**Exercise prompt**
Look through the lines below and extract any with the word "name".

##############################

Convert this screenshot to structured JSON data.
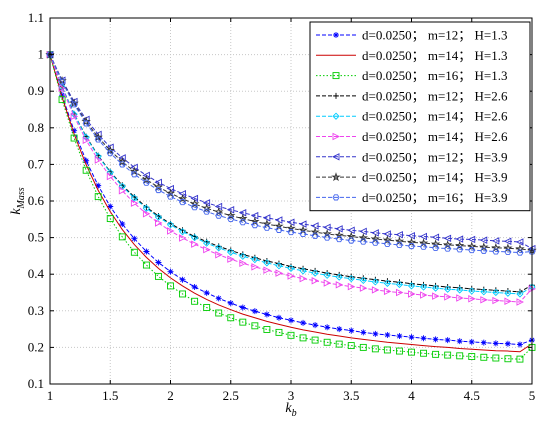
{
  "chart_data": {
    "type": "line",
    "xlabel": "k",
    "xlabel_sub": "b",
    "ylabel": "k",
    "ylabel_sub": "Mass",
    "xlim": [
      1,
      5
    ],
    "ylim": [
      0.1,
      1.1
    ],
    "xticks": [
      "1",
      "1.5",
      "2",
      "2.5",
      "3",
      "3.5",
      "4",
      "4.5",
      "5"
    ],
    "yticks": [
      "0.1",
      "0.2",
      "0.3",
      "0.4",
      "0.5",
      "0.6",
      "0.7",
      "0.8",
      "0.9",
      "1",
      "1.1"
    ],
    "grid": true,
    "legend_position": "top-right",
    "x": [
      1.0,
      1.1,
      1.2,
      1.3,
      1.4,
      1.5,
      1.6,
      1.7,
      1.8,
      1.9,
      2.0,
      2.1,
      2.2,
      2.3,
      2.4,
      2.5,
      2.6,
      2.7,
      2.8,
      2.9,
      3.0,
      3.1,
      3.2,
      3.3,
      3.4,
      3.5,
      3.6,
      3.7,
      3.8,
      3.9,
      4.0,
      4.1,
      4.2,
      4.3,
      4.4,
      4.5,
      4.6,
      4.7,
      4.8,
      4.9,
      5.0
    ],
    "series": [
      {
        "name": "d=0.0250； m=12； H=1.3",
        "color": "#0000ff",
        "dash": "dash",
        "marker": "asterisk",
        "values": [
          1.0,
          0.889,
          0.792,
          0.71,
          0.642,
          0.585,
          0.537,
          0.497,
          0.462,
          0.432,
          0.407,
          0.385,
          0.365,
          0.349,
          0.334,
          0.321,
          0.309,
          0.299,
          0.29,
          0.281,
          0.274,
          0.267,
          0.261,
          0.255,
          0.25,
          0.246,
          0.241,
          0.237,
          0.234,
          0.231,
          0.228,
          0.225,
          0.222,
          0.22,
          0.217,
          0.215,
          0.213,
          0.211,
          0.21,
          0.208,
          0.22
        ]
      },
      {
        "name": "d=0.0250； m=14； H=1.3",
        "color": "#cc0000",
        "dash": "solid",
        "marker": "none",
        "values": [
          1.0,
          0.884,
          0.783,
          0.699,
          0.629,
          0.571,
          0.522,
          0.481,
          0.446,
          0.416,
          0.39,
          0.368,
          0.348,
          0.331,
          0.316,
          0.303,
          0.291,
          0.281,
          0.271,
          0.263,
          0.255,
          0.248,
          0.242,
          0.236,
          0.231,
          0.226,
          0.222,
          0.218,
          0.214,
          0.211,
          0.208,
          0.205,
          0.202,
          0.2,
          0.197,
          0.195,
          0.193,
          0.191,
          0.19,
          0.188,
          0.21
        ]
      },
      {
        "name": "d=0.0250； m=16； H=1.3",
        "color": "#00cc00",
        "dash": "dot",
        "marker": "square",
        "values": [
          1.0,
          0.877,
          0.772,
          0.684,
          0.612,
          0.552,
          0.502,
          0.46,
          0.425,
          0.394,
          0.368,
          0.346,
          0.326,
          0.309,
          0.294,
          0.281,
          0.269,
          0.259,
          0.249,
          0.241,
          0.233,
          0.226,
          0.22,
          0.214,
          0.209,
          0.205,
          0.2,
          0.196,
          0.193,
          0.19,
          0.187,
          0.184,
          0.181,
          0.179,
          0.177,
          0.175,
          0.173,
          0.171,
          0.169,
          0.168,
          0.2
        ]
      },
      {
        "name": "d=0.0250； m=12； H=2.6",
        "color": "#000000",
        "dash": "dash",
        "marker": "plus",
        "values": [
          1.0,
          0.912,
          0.838,
          0.776,
          0.724,
          0.68,
          0.643,
          0.611,
          0.583,
          0.559,
          0.538,
          0.52,
          0.503,
          0.489,
          0.476,
          0.465,
          0.454,
          0.445,
          0.436,
          0.429,
          0.421,
          0.415,
          0.409,
          0.403,
          0.398,
          0.393,
          0.389,
          0.385,
          0.381,
          0.378,
          0.374,
          0.371,
          0.368,
          0.365,
          0.363,
          0.36,
          0.358,
          0.356,
          0.354,
          0.352,
          0.37
        ]
      },
      {
        "name": "d=0.0250； m=14； H=2.6",
        "color": "#00ccff",
        "dash": "dash",
        "marker": "diamond",
        "values": [
          1.0,
          0.911,
          0.837,
          0.774,
          0.722,
          0.678,
          0.64,
          0.608,
          0.58,
          0.556,
          0.535,
          0.516,
          0.5,
          0.485,
          0.472,
          0.46,
          0.449,
          0.44,
          0.431,
          0.423,
          0.416,
          0.409,
          0.403,
          0.397,
          0.392,
          0.388,
          0.383,
          0.379,
          0.375,
          0.372,
          0.368,
          0.365,
          0.362,
          0.359,
          0.357,
          0.354,
          0.352,
          0.35,
          0.348,
          0.346,
          0.365
        ]
      },
      {
        "name": "d=0.0250； m=14； H=2.6",
        "color": "#ee44ee",
        "dash": "dash",
        "marker": "triangle-right",
        "values": [
          1.0,
          0.908,
          0.831,
          0.766,
          0.712,
          0.667,
          0.628,
          0.594,
          0.565,
          0.54,
          0.518,
          0.499,
          0.482,
          0.467,
          0.453,
          0.441,
          0.43,
          0.42,
          0.411,
          0.403,
          0.395,
          0.388,
          0.382,
          0.376,
          0.371,
          0.366,
          0.362,
          0.357,
          0.353,
          0.35,
          0.346,
          0.343,
          0.34,
          0.338,
          0.335,
          0.333,
          0.33,
          0.328,
          0.326,
          0.324,
          0.36
        ]
      },
      {
        "name": "d=0.0250； m=12； H=3.9",
        "color": "#3333cc",
        "dash": "dash",
        "marker": "triangle-left",
        "values": [
          1.0,
          0.93,
          0.872,
          0.823,
          0.782,
          0.747,
          0.718,
          0.692,
          0.67,
          0.651,
          0.634,
          0.62,
          0.607,
          0.595,
          0.585,
          0.576,
          0.568,
          0.56,
          0.554,
          0.548,
          0.542,
          0.537,
          0.532,
          0.528,
          0.524,
          0.52,
          0.517,
          0.513,
          0.51,
          0.508,
          0.505,
          0.503,
          0.501,
          0.498,
          0.496,
          0.495,
          0.493,
          0.491,
          0.49,
          0.488,
          0.47
        ]
      },
      {
        "name": "d=0.0250； m=14； H=3.9",
        "color": "#333333",
        "dash": "dash",
        "marker": "star",
        "values": [
          1.0,
          0.928,
          0.867,
          0.817,
          0.774,
          0.738,
          0.707,
          0.681,
          0.658,
          0.638,
          0.621,
          0.606,
          0.592,
          0.58,
          0.57,
          0.56,
          0.552,
          0.544,
          0.537,
          0.531,
          0.525,
          0.52,
          0.515,
          0.51,
          0.506,
          0.503,
          0.499,
          0.496,
          0.493,
          0.49,
          0.487,
          0.485,
          0.482,
          0.48,
          0.478,
          0.476,
          0.474,
          0.472,
          0.471,
          0.469,
          0.465
        ]
      },
      {
        "name": "d=0.0250； m=16； H=3.9",
        "color": "#4466ee",
        "dash": "dash",
        "marker": "hexagon",
        "values": [
          1.0,
          0.926,
          0.864,
          0.812,
          0.768,
          0.731,
          0.7,
          0.673,
          0.65,
          0.63,
          0.612,
          0.597,
          0.583,
          0.571,
          0.56,
          0.551,
          0.542,
          0.534,
          0.527,
          0.521,
          0.515,
          0.51,
          0.505,
          0.5,
          0.496,
          0.492,
          0.489,
          0.486,
          0.483,
          0.48,
          0.477,
          0.475,
          0.472,
          0.47,
          0.468,
          0.466,
          0.464,
          0.462,
          0.461,
          0.459,
          0.462
        ]
      }
    ]
  }
}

##############################

**Answer to the task**
        "name": "d=0.0250； m=12； H=1.3",
        "name": "d=0.0250； m=14； H=1.3",
        "name": "d=0.0250； m=16； H=1.3",
        "name": "d=0.0250； m=12； H=2.6",
        "name": "d=0.0250； m=14； H=2.6",
        "name": "d=0.0250； m=14； H=2.6",
        "name": "d=0.0250； m=12； H=3.9",
        "name": "d=0.0250； m=14； H=3.9",
        "name": "d=0.0250； m=16； H=3.9",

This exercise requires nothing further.